:: Stated goal ::
Transcribe the material verbatim in full; the pictures do not belong in the copy.

>> Start

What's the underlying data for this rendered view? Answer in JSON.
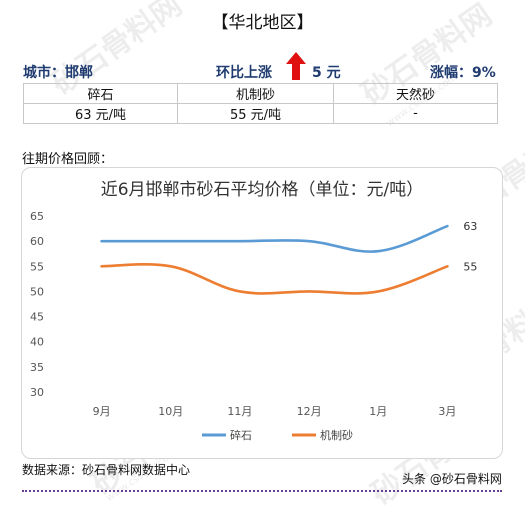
{
  "header": {
    "region": "【华北地区】",
    "city": "城市：邯郸",
    "change_label": "环比上涨",
    "change_amount": "5 元",
    "rise_pct": "涨幅：9%"
  },
  "price_table": {
    "headers": [
      "碎石",
      "机制砂",
      "天然砂"
    ],
    "values": [
      "63 元/吨",
      "55 元/吨",
      "-"
    ]
  },
  "review_label": "往期价格回顾：",
  "watermark": {
    "text": "砂石骨料网",
    "url": "www.cssglw.com"
  },
  "chart_data": {
    "type": "line",
    "title": "近6月邯郸市砂石平均价格（单位：元/吨）",
    "categories": [
      "9月",
      "10月",
      "11月",
      "12月",
      "1月",
      "3月"
    ],
    "series": [
      {
        "name": "碎石",
        "values": [
          60,
          60,
          60,
          60,
          58,
          63
        ],
        "color": "#5b9bd5"
      },
      {
        "name": "机制砂",
        "values": [
          55,
          55,
          50,
          50,
          50,
          55
        ],
        "color": "#ed7d31"
      }
    ],
    "end_labels": [
      "63",
      "55"
    ],
    "ylim": [
      30,
      65
    ],
    "yticks": [
      "30",
      "35",
      "40",
      "45",
      "50",
      "55",
      "60",
      "65"
    ],
    "smooth": true,
    "grid": false,
    "legend_position": "bottom"
  },
  "footer": {
    "source": "数据来源：砂石骨料网数据中心",
    "credit": "头条 @砂石骨料网"
  }
}
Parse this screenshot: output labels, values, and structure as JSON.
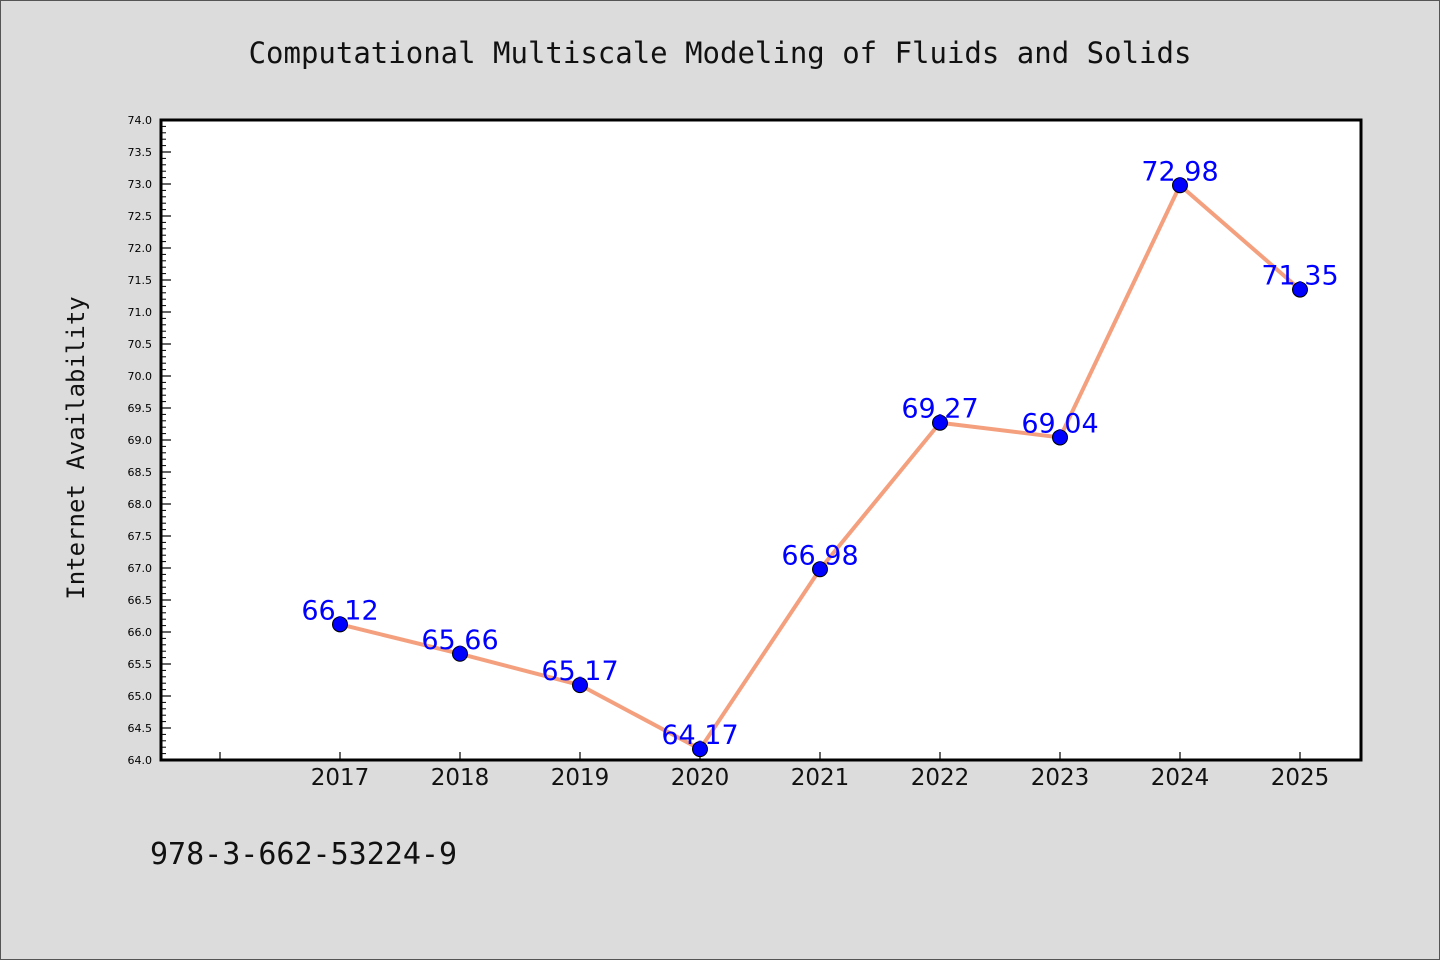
{
  "chart_data": {
    "type": "line",
    "title": "Computational Multiscale Modeling of Fluids and Solids",
    "xlabel": "",
    "ylabel": "Internet Availability",
    "categories": [
      "2017",
      "2018",
      "2019",
      "2020",
      "2021",
      "2022",
      "2023",
      "2024",
      "2025"
    ],
    "series": [
      {
        "values": [
          66.12,
          65.66,
          65.17,
          64.17,
          66.98,
          69.27,
          69.04,
          72.98,
          71.35
        ],
        "line_color": "#f4a07e",
        "marker_color": "#0000ff"
      }
    ],
    "data_labels": [
      "66.12",
      "65.66",
      "65.17",
      "64.17",
      "66.98",
      "69.27",
      "69.04",
      "72.98",
      "71.35"
    ],
    "label_color": "#0000ff",
    "ylim": [
      64.0,
      74.0
    ],
    "y_tick_step": 0.5,
    "grid": false,
    "legend": "none"
  },
  "footer_text": "978-3-662-53224-9",
  "colors": {
    "background": "#dcdcdc",
    "plot_background": "#ffffff",
    "axis": "#000000"
  }
}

>> End

:: Reply to the task ::
What's the underlying data for this rendered view? Answer in JSON.
{
  "header": {
    "region": "【华北地区】",
    "city": "城市：邯郸",
    "change_label": "环比上涨",
    "change_amount": "5 元",
    "rise_pct": "涨幅：9%"
  },
  "price_table": {
    "headers": [
      "碎石",
      "机制砂",
      "天然砂"
    ],
    "values": [
      "63 元/吨",
      "55 元/吨",
      "-"
    ]
  },
  "review_label": "往期价格回顾：",
  "watermark": {
    "text": "砂石骨料网",
    "url": "www.cssglw.com"
  },
  "chart_data": {
    "type": "line",
    "title": "近6月邯郸市砂石平均价格（单位：元/吨）",
    "categories": [
      "9月",
      "10月",
      "11月",
      "12月",
      "1月",
      "3月"
    ],
    "series": [
      {
        "name": "碎石",
        "values": [
          60,
          60,
          60,
          60,
          58,
          63
        ],
        "color": "#5b9bd5"
      },
      {
        "name": "机制砂",
        "values": [
          55,
          55,
          50,
          50,
          50,
          55
        ],
        "color": "#ed7d31"
      }
    ],
    "end_labels": [
      "63",
      "55"
    ],
    "ylim": [
      30,
      65
    ],
    "yticks": [
      "30",
      "35",
      "40",
      "45",
      "50",
      "55",
      "60",
      "65"
    ],
    "smooth": true,
    "grid": false,
    "legend_position": "bottom"
  },
  "footer": {
    "source": "数据来源：砂石骨料网数据中心",
    "credit": "头条 @砂石骨料网"
  }
}
Parse this screenshot: output labels, values, and structure as JSON.
{
  "chart_data": {
    "type": "line",
    "title": "Computational Multiscale Modeling of Fluids and Solids",
    "xlabel": "",
    "ylabel": "Internet Availability",
    "categories": [
      "2017",
      "2018",
      "2019",
      "2020",
      "2021",
      "2022",
      "2023",
      "2024",
      "2025"
    ],
    "series": [
      {
        "values": [
          66.12,
          65.66,
          65.17,
          64.17,
          66.98,
          69.27,
          69.04,
          72.98,
          71.35
        ],
        "line_color": "#f4a07e",
        "marker_color": "#0000ff"
      }
    ],
    "data_labels": [
      "66.12",
      "65.66",
      "65.17",
      "64.17",
      "66.98",
      "69.27",
      "69.04",
      "72.98",
      "71.35"
    ],
    "label_color": "#0000ff",
    "ylim": [
      64.0,
      74.0
    ],
    "y_tick_step": 0.5,
    "grid": false,
    "legend": "none"
  },
  "footer_text": "978-3-662-53224-9",
  "colors": {
    "background": "#dcdcdc",
    "plot_background": "#ffffff",
    "axis": "#000000"
  }
}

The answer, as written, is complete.